__WORK REQUIRED__
Count the lines in the data below that contain the string "logo", matching case exactly. Reply with the number alone.

start

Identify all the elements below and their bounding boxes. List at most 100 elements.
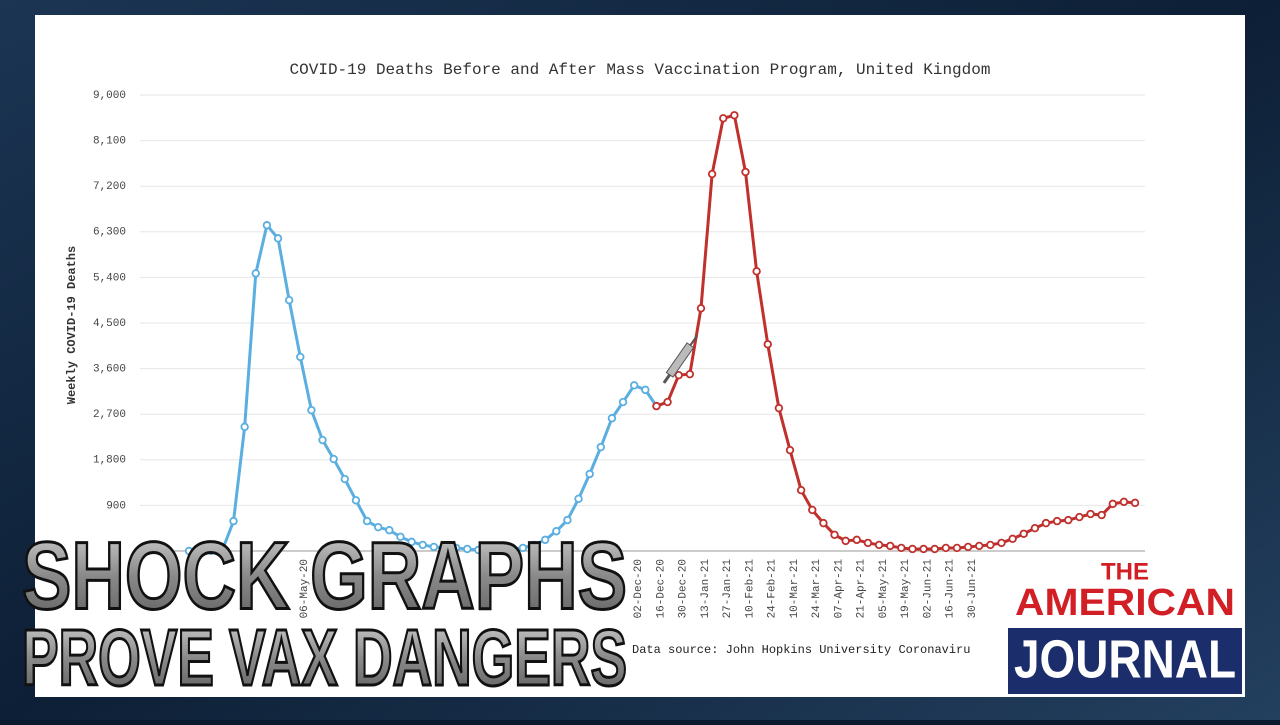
logo-the: THE [1101,558,1149,585]
data-point [1086,509,1095,519]
data-point [785,445,795,455]
data-point [975,541,984,551]
data-point [707,169,717,179]
data-point [1119,497,1129,507]
y-tick-label: 2,700 [93,409,126,421]
x-tick-label: 19-May-21 [900,559,912,619]
data-point [986,540,995,550]
data-point [830,530,839,539]
data-point [1019,529,1028,538]
data-point [307,405,316,415]
x-tick-label: 16-Jun-21 [945,559,957,619]
x-tick-label: 16-Dec-20 [655,559,667,618]
data-point [774,403,784,413]
x-tick-label: 24-Mar-21 [811,559,823,619]
data-point [451,543,461,553]
data-point [696,304,706,313]
data-point [351,496,361,505]
logo-american: AMERICAN [1015,582,1235,624]
data-point [374,522,383,532]
data-point [296,352,305,362]
data-point [1097,510,1106,520]
data-point [663,397,672,407]
data-point [529,540,539,550]
data-point [496,545,505,555]
data-point [1064,515,1073,525]
y-tick-label: 8,100 [93,136,126,148]
data-point [540,535,550,545]
data-point [485,545,494,555]
data-point [229,516,238,526]
data-point [463,544,472,554]
data-point [841,536,850,546]
data-point [897,543,906,553]
data-point [474,545,483,555]
data-point [385,526,394,535]
y-tick-label: 5,400 [93,272,126,284]
data-point [1041,518,1051,528]
data-point [630,381,639,390]
data-point [340,474,350,484]
data-point [674,370,683,380]
data-point [1130,498,1140,508]
data-point [819,518,828,528]
data-point [251,269,260,278]
data-point [195,546,205,556]
data-point [618,397,628,407]
logo-band [1008,628,1242,694]
x-tick-label: 27-Jan-21 [722,559,734,619]
data-point [563,515,572,525]
data-point [685,369,695,379]
data-point [952,543,962,553]
chart-title: COVID-19 Deaths Before and After Mass Va… [290,61,991,79]
data-point [284,296,294,305]
data-point [1108,499,1117,509]
y-tick-label: 4,500 [93,318,126,330]
data-point [1052,516,1062,526]
data-point [518,543,528,553]
x-tick-label: 07-Apr-21 [833,559,845,619]
data-point [262,221,272,230]
data-point [941,543,951,553]
data-point [574,494,583,504]
data-point [440,543,450,553]
data-point [273,234,283,243]
data-point [641,385,650,395]
data-point [607,414,617,423]
x-tick-label: 24-Feb-21 [767,559,779,619]
data-point [240,422,249,432]
data-point [585,469,594,479]
x-tick-label: 10-Mar-21 [789,559,801,619]
plot-area: 900 1,800 2,700 3,600 4,500 5,400 6,300 7,200 8,… [93,90,1145,619]
data-point [997,538,1006,548]
x-tick-label: 06-May-20 [299,559,311,618]
data-point [908,544,917,554]
x-tick-label: 13-Jan-21 [700,559,712,619]
data-point [1008,534,1017,544]
x-tick-label: 10-Feb-21 [744,559,756,619]
data-point [207,546,216,555]
x-tick-label: 30-Dec-20 [678,559,690,618]
data-point [963,542,973,552]
x-tick-label: 05-May-21 [878,559,890,619]
x-tick-label: 21-Apr-21 [856,559,868,619]
data-point [652,401,661,411]
data-point [329,454,338,464]
data-point [730,111,739,120]
data-point [874,540,884,550]
data-point [218,545,227,555]
x-tick-label: 30-Jun-21 [967,559,979,619]
data-point [796,486,806,495]
data-point [429,542,439,552]
x-tick-label: 02-Dec-20 [633,559,645,618]
data-point [1075,512,1084,522]
data-point [318,435,327,445]
y-tick-label: 6,300 [93,227,126,239]
y-tick-label: 7,200 [93,181,126,193]
data-point [930,544,939,554]
data-point [552,527,561,536]
y-tick-label: 900 [106,500,126,512]
x-tick-label: 02-Jun-21 [922,559,934,619]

end

__TASK RESULT__
3